TASK INSTRUCTIONS: Leaving out all pictures, transcribe exactly the lines between the line with "What's the underlying" and the last line of the records below, both included.
* * * * * * * * *
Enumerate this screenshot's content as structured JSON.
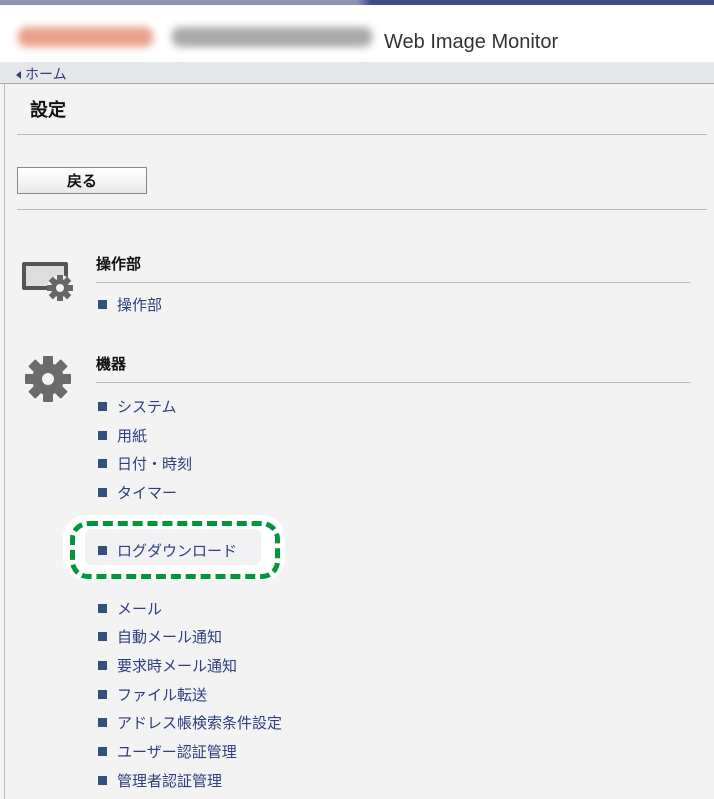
{
  "header": {
    "app_title": "Web Image Monitor"
  },
  "breadcrumb": {
    "home": "ホーム"
  },
  "page": {
    "title": "設定",
    "back_label": "戻る"
  },
  "sections": [
    {
      "heading": "操作部",
      "icon": "panel-gear-icon",
      "items": [
        "操作部"
      ]
    },
    {
      "heading": "機器",
      "icon": "gear-icon",
      "items": [
        "システム",
        "用紙",
        "日付・時刻",
        "タイマー",
        "ログダウンロード",
        "メール",
        "自動メール通知",
        "要求時メール通知",
        "ファイル転送",
        "アドレス帳検索条件設定",
        "ユーザー認証管理",
        "管理者認証管理"
      ]
    }
  ],
  "highlight": {
    "item": "ログダウンロード",
    "color": "#00963c"
  },
  "colors": {
    "link": "#2e3e7e",
    "bullet": "#33507f",
    "topbar": "#3d4c86"
  }
}
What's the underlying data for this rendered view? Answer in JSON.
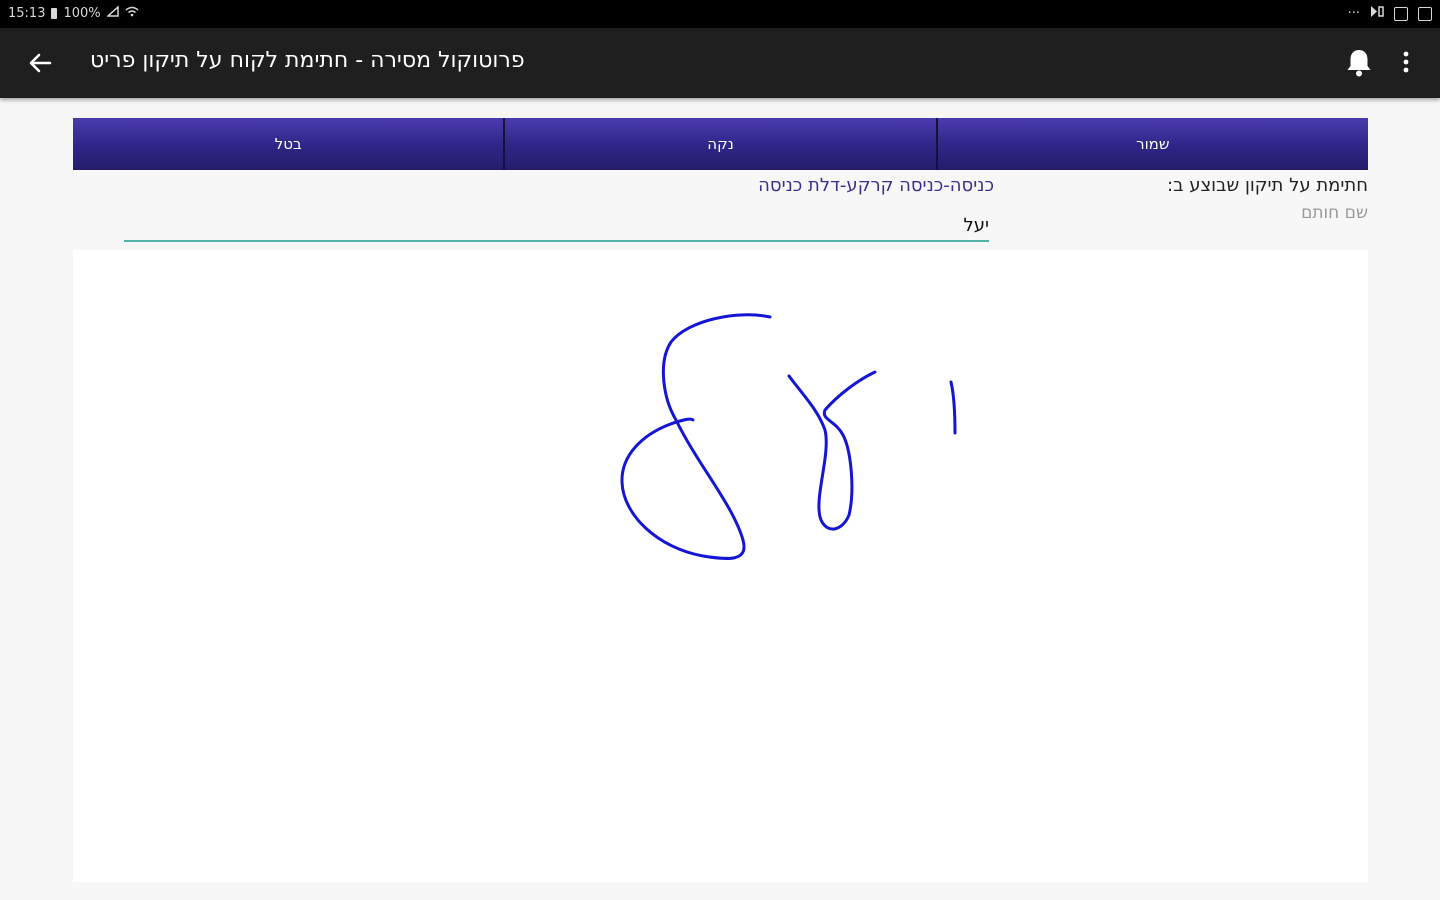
{
  "status_bar": {
    "time": "15:13",
    "battery": "100%",
    "more": "···"
  },
  "app_bar": {
    "title": "פרוטוקול מסירה - חתימת לקוח על תיקון פריט",
    "icons": [
      "arrow-back-icon",
      "bell-icon",
      "more-vert-icon"
    ]
  },
  "buttons": {
    "cancel": "בטל",
    "clear": "נקה",
    "save": "שמור"
  },
  "form": {
    "signature_label": "חתימת על תיקון שבוצע ב:",
    "location": "כניסה-כניסה קרקע-דלת כניסה",
    "signer_caption": "שם חותם",
    "signer_name": "יעל"
  },
  "colors": {
    "accent": "#2f2587",
    "ink": "#1515d6",
    "underline": "#4fb3a9",
    "app_bar": "#1f1f1f"
  }
}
* * * * * * * * *
COMPLETE RESPONSE:
What's the underlying data for this rendered view? Answer in JSON.
{
  "status_bar": {
    "time": "15:13",
    "battery": "100%",
    "more": "···"
  },
  "app_bar": {
    "title": "פרוטוקול מסירה - חתימת לקוח על תיקון פריט",
    "icons": [
      "arrow-back-icon",
      "bell-icon",
      "more-vert-icon"
    ]
  },
  "buttons": {
    "cancel": "בטל",
    "clear": "נקה",
    "save": "שמור"
  },
  "form": {
    "signature_label": "חתימת על תיקון שבוצע ב:",
    "location": "כניסה-כניסה קרקע-דלת כניסה",
    "signer_caption": "שם חותם",
    "signer_name": "יעל"
  },
  "colors": {
    "accent": "#2f2587",
    "ink": "#1515d6",
    "underline": "#4fb3a9",
    "app_bar": "#1f1f1f"
  }
}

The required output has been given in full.